> What this task involves: Repeat the records in full and exactly, omitting pictures.

> Provided information:

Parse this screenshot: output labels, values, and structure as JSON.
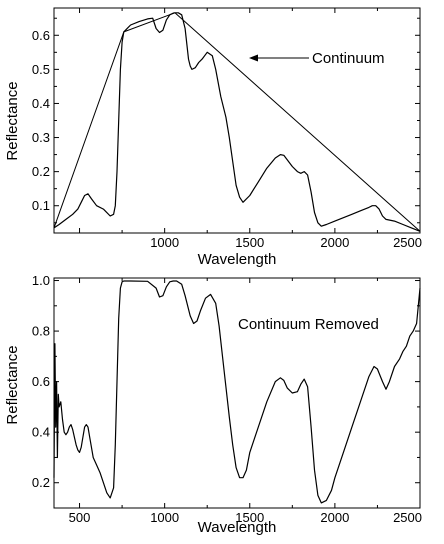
{
  "chart_data": [
    {
      "type": "line",
      "title": "",
      "xlabel": "Wavelength",
      "ylabel": "Reflectance",
      "xlim": [
        350,
        2500
      ],
      "ylim": [
        0.02,
        0.68
      ],
      "xticks": [
        500,
        1000,
        1500,
        2000,
        2500
      ],
      "xtick_labels": [
        "",
        "1000",
        "1500",
        "2000",
        "2500"
      ],
      "yticks": [
        0.1,
        0.2,
        0.3,
        0.4,
        0.5,
        0.6
      ],
      "ytick_labels": [
        "0.1",
        "0.2",
        "0.3",
        "0.4",
        "0.5",
        "0.6"
      ],
      "grid": false,
      "annotation": {
        "text": "Continuum",
        "arrow_to": [
          1220,
          0.565
        ]
      },
      "series": [
        {
          "name": "",
          "role": "spectrum",
          "x": [
            350,
            380,
            420,
            460,
            490,
            510,
            530,
            550,
            570,
            600,
            640,
            680,
            700,
            710,
            720,
            730,
            740,
            750,
            760,
            800,
            850,
            900,
            930,
            950,
            970,
            990,
            1010,
            1030,
            1050,
            1060,
            1080,
            1100,
            1120,
            1140,
            1150,
            1160,
            1180,
            1200,
            1220,
            1250,
            1280,
            1300,
            1330,
            1360,
            1380,
            1400,
            1420,
            1440,
            1460,
            1500,
            1550,
            1600,
            1650,
            1680,
            1700,
            1720,
            1750,
            1780,
            1800,
            1820,
            1840,
            1860,
            1880,
            1900,
            1920,
            1950,
            2000,
            2050,
            2100,
            2150,
            2200,
            2220,
            2240,
            2260,
            2280,
            2300,
            2350,
            2400,
            2450,
            2500
          ],
          "y": [
            0.035,
            0.045,
            0.06,
            0.075,
            0.09,
            0.11,
            0.13,
            0.135,
            0.12,
            0.1,
            0.09,
            0.07,
            0.075,
            0.1,
            0.2,
            0.35,
            0.5,
            0.58,
            0.61,
            0.63,
            0.64,
            0.648,
            0.65,
            0.62,
            0.608,
            0.615,
            0.645,
            0.66,
            0.665,
            0.666,
            0.666,
            0.66,
            0.62,
            0.53,
            0.51,
            0.5,
            0.505,
            0.52,
            0.53,
            0.55,
            0.54,
            0.5,
            0.42,
            0.36,
            0.3,
            0.23,
            0.16,
            0.125,
            0.11,
            0.13,
            0.17,
            0.21,
            0.24,
            0.25,
            0.248,
            0.235,
            0.215,
            0.2,
            0.195,
            0.2,
            0.19,
            0.14,
            0.08,
            0.05,
            0.04,
            0.045,
            0.055,
            0.065,
            0.075,
            0.085,
            0.095,
            0.1,
            0.1,
            0.09,
            0.07,
            0.06,
            0.055,
            0.045,
            0.035,
            0.025
          ]
        },
        {
          "name": "",
          "role": "continuum",
          "x": [
            350,
            760,
            1060,
            2500
          ],
          "y": [
            0.035,
            0.61,
            0.666,
            0.025
          ]
        }
      ]
    },
    {
      "type": "line",
      "title": "",
      "xlabel": "Wavelength",
      "ylabel": "Reflectance",
      "xlim": [
        350,
        2500
      ],
      "ylim": [
        0.1,
        1.01
      ],
      "xticks": [
        500,
        1000,
        1500,
        2000,
        2500
      ],
      "xtick_labels": [
        "500",
        "1000",
        "1500",
        "2000",
        "2500"
      ],
      "yticks": [
        0.2,
        0.4,
        0.6,
        0.8,
        1.0
      ],
      "ytick_labels": [
        "0.2",
        "0.4",
        "0.6",
        "0.8",
        "1.0"
      ],
      "grid": false,
      "annotation": {
        "text": "Continuum Removed"
      },
      "series": [
        {
          "name": "",
          "role": "continuum-removed",
          "x": [
            350,
            355,
            360,
            365,
            370,
            375,
            380,
            390,
            400,
            410,
            420,
            430,
            440,
            450,
            460,
            470,
            480,
            490,
            500,
            510,
            520,
            530,
            540,
            550,
            560,
            580,
            600,
            620,
            640,
            660,
            680,
            700,
            710,
            720,
            730,
            740,
            750,
            760,
            800,
            900,
            950,
            970,
            990,
            1010,
            1030,
            1050,
            1070,
            1100,
            1120,
            1150,
            1170,
            1190,
            1210,
            1240,
            1270,
            1300,
            1320,
            1340,
            1360,
            1380,
            1400,
            1420,
            1440,
            1460,
            1480,
            1500,
            1550,
            1600,
            1650,
            1680,
            1700,
            1720,
            1750,
            1780,
            1800,
            1820,
            1840,
            1860,
            1880,
            1900,
            1920,
            1950,
            1980,
            2000,
            2050,
            2100,
            2150,
            2200,
            2230,
            2250,
            2280,
            2300,
            2320,
            2350,
            2380,
            2400,
            2420,
            2440,
            2460,
            2480,
            2500
          ],
          "y": [
            0.22,
            0.75,
            0.42,
            0.6,
            0.3,
            0.55,
            0.5,
            0.52,
            0.45,
            0.4,
            0.39,
            0.4,
            0.42,
            0.43,
            0.41,
            0.38,
            0.35,
            0.33,
            0.32,
            0.34,
            0.38,
            0.42,
            0.43,
            0.42,
            0.38,
            0.3,
            0.27,
            0.24,
            0.2,
            0.16,
            0.14,
            0.18,
            0.35,
            0.6,
            0.85,
            0.97,
            0.995,
            0.998,
            0.998,
            0.997,
            0.97,
            0.935,
            0.94,
            0.975,
            0.995,
            0.998,
            0.998,
            0.985,
            0.94,
            0.86,
            0.83,
            0.84,
            0.88,
            0.93,
            0.945,
            0.91,
            0.82,
            0.7,
            0.58,
            0.46,
            0.35,
            0.26,
            0.22,
            0.22,
            0.25,
            0.32,
            0.42,
            0.52,
            0.6,
            0.615,
            0.605,
            0.575,
            0.555,
            0.56,
            0.59,
            0.61,
            0.58,
            0.42,
            0.25,
            0.15,
            0.12,
            0.13,
            0.17,
            0.22,
            0.32,
            0.42,
            0.52,
            0.62,
            0.66,
            0.65,
            0.6,
            0.57,
            0.6,
            0.66,
            0.69,
            0.72,
            0.74,
            0.78,
            0.8,
            0.83,
            0.97
          ]
        }
      ]
    }
  ]
}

> Right answer:
Parse this screenshot: output labels, values, and structure as JSON.
{
  "chart_data": [
    {
      "type": "line",
      "title": "",
      "xlabel": "Wavelength",
      "ylabel": "Reflectance",
      "xlim": [
        350,
        2500
      ],
      "ylim": [
        0.02,
        0.68
      ],
      "xticks": [
        500,
        1000,
        1500,
        2000,
        2500
      ],
      "xtick_labels": [
        "",
        "1000",
        "1500",
        "2000",
        "2500"
      ],
      "yticks": [
        0.1,
        0.2,
        0.3,
        0.4,
        0.5,
        0.6
      ],
      "ytick_labels": [
        "0.1",
        "0.2",
        "0.3",
        "0.4",
        "0.5",
        "0.6"
      ],
      "grid": false,
      "annotation": {
        "text": "Continuum",
        "arrow_to": [
          1220,
          0.565
        ]
      },
      "series": [
        {
          "name": "",
          "role": "spectrum",
          "x": [
            350,
            380,
            420,
            460,
            490,
            510,
            530,
            550,
            570,
            600,
            640,
            680,
            700,
            710,
            720,
            730,
            740,
            750,
            760,
            800,
            850,
            900,
            930,
            950,
            970,
            990,
            1010,
            1030,
            1050,
            1060,
            1080,
            1100,
            1120,
            1140,
            1150,
            1160,
            1180,
            1200,
            1220,
            1250,
            1280,
            1300,
            1330,
            1360,
            1380,
            1400,
            1420,
            1440,
            1460,
            1500,
            1550,
            1600,
            1650,
            1680,
            1700,
            1720,
            1750,
            1780,
            1800,
            1820,
            1840,
            1860,
            1880,
            1900,
            1920,
            1950,
            2000,
            2050,
            2100,
            2150,
            2200,
            2220,
            2240,
            2260,
            2280,
            2300,
            2350,
            2400,
            2450,
            2500
          ],
          "y": [
            0.035,
            0.045,
            0.06,
            0.075,
            0.09,
            0.11,
            0.13,
            0.135,
            0.12,
            0.1,
            0.09,
            0.07,
            0.075,
            0.1,
            0.2,
            0.35,
            0.5,
            0.58,
            0.61,
            0.63,
            0.64,
            0.648,
            0.65,
            0.62,
            0.608,
            0.615,
            0.645,
            0.66,
            0.665,
            0.666,
            0.666,
            0.66,
            0.62,
            0.53,
            0.51,
            0.5,
            0.505,
            0.52,
            0.53,
            0.55,
            0.54,
            0.5,
            0.42,
            0.36,
            0.3,
            0.23,
            0.16,
            0.125,
            0.11,
            0.13,
            0.17,
            0.21,
            0.24,
            0.25,
            0.248,
            0.235,
            0.215,
            0.2,
            0.195,
            0.2,
            0.19,
            0.14,
            0.08,
            0.05,
            0.04,
            0.045,
            0.055,
            0.065,
            0.075,
            0.085,
            0.095,
            0.1,
            0.1,
            0.09,
            0.07,
            0.06,
            0.055,
            0.045,
            0.035,
            0.025
          ]
        },
        {
          "name": "",
          "role": "continuum",
          "x": [
            350,
            760,
            1060,
            2500
          ],
          "y": [
            0.035,
            0.61,
            0.666,
            0.025
          ]
        }
      ]
    },
    {
      "type": "line",
      "title": "",
      "xlabel": "Wavelength",
      "ylabel": "Reflectance",
      "xlim": [
        350,
        2500
      ],
      "ylim": [
        0.1,
        1.01
      ],
      "xticks": [
        500,
        1000,
        1500,
        2000,
        2500
      ],
      "xtick_labels": [
        "500",
        "1000",
        "1500",
        "2000",
        "2500"
      ],
      "yticks": [
        0.2,
        0.4,
        0.6,
        0.8,
        1.0
      ],
      "ytick_labels": [
        "0.2",
        "0.4",
        "0.6",
        "0.8",
        "1.0"
      ],
      "grid": false,
      "annotation": {
        "text": "Continuum Removed"
      },
      "series": [
        {
          "name": "",
          "role": "continuum-removed",
          "x": [
            350,
            355,
            360,
            365,
            370,
            375,
            380,
            390,
            400,
            410,
            420,
            430,
            440,
            450,
            460,
            470,
            480,
            490,
            500,
            510,
            520,
            530,
            540,
            550,
            560,
            580,
            600,
            620,
            640,
            660,
            680,
            700,
            710,
            720,
            730,
            740,
            750,
            760,
            800,
            900,
            950,
            970,
            990,
            1010,
            1030,
            1050,
            1070,
            1100,
            1120,
            1150,
            1170,
            1190,
            1210,
            1240,
            1270,
            1300,
            1320,
            1340,
            1360,
            1380,
            1400,
            1420,
            1440,
            1460,
            1480,
            1500,
            1550,
            1600,
            1650,
            1680,
            1700,
            1720,
            1750,
            1780,
            1800,
            1820,
            1840,
            1860,
            1880,
            1900,
            1920,
            1950,
            1980,
            2000,
            2050,
            2100,
            2150,
            2200,
            2230,
            2250,
            2280,
            2300,
            2320,
            2350,
            2380,
            2400,
            2420,
            2440,
            2460,
            2480,
            2500
          ],
          "y": [
            0.22,
            0.75,
            0.42,
            0.6,
            0.3,
            0.55,
            0.5,
            0.52,
            0.45,
            0.4,
            0.39,
            0.4,
            0.42,
            0.43,
            0.41,
            0.38,
            0.35,
            0.33,
            0.32,
            0.34,
            0.38,
            0.42,
            0.43,
            0.42,
            0.38,
            0.3,
            0.27,
            0.24,
            0.2,
            0.16,
            0.14,
            0.18,
            0.35,
            0.6,
            0.85,
            0.97,
            0.995,
            0.998,
            0.998,
            0.997,
            0.97,
            0.935,
            0.94,
            0.975,
            0.995,
            0.998,
            0.998,
            0.985,
            0.94,
            0.86,
            0.83,
            0.84,
            0.88,
            0.93,
            0.945,
            0.91,
            0.82,
            0.7,
            0.58,
            0.46,
            0.35,
            0.26,
            0.22,
            0.22,
            0.25,
            0.32,
            0.42,
            0.52,
            0.6,
            0.615,
            0.605,
            0.575,
            0.555,
            0.56,
            0.59,
            0.61,
            0.58,
            0.42,
            0.25,
            0.15,
            0.12,
            0.13,
            0.17,
            0.22,
            0.32,
            0.42,
            0.52,
            0.62,
            0.66,
            0.65,
            0.6,
            0.57,
            0.6,
            0.66,
            0.69,
            0.72,
            0.74,
            0.78,
            0.8,
            0.83,
            0.97
          ]
        }
      ]
    }
  ]
}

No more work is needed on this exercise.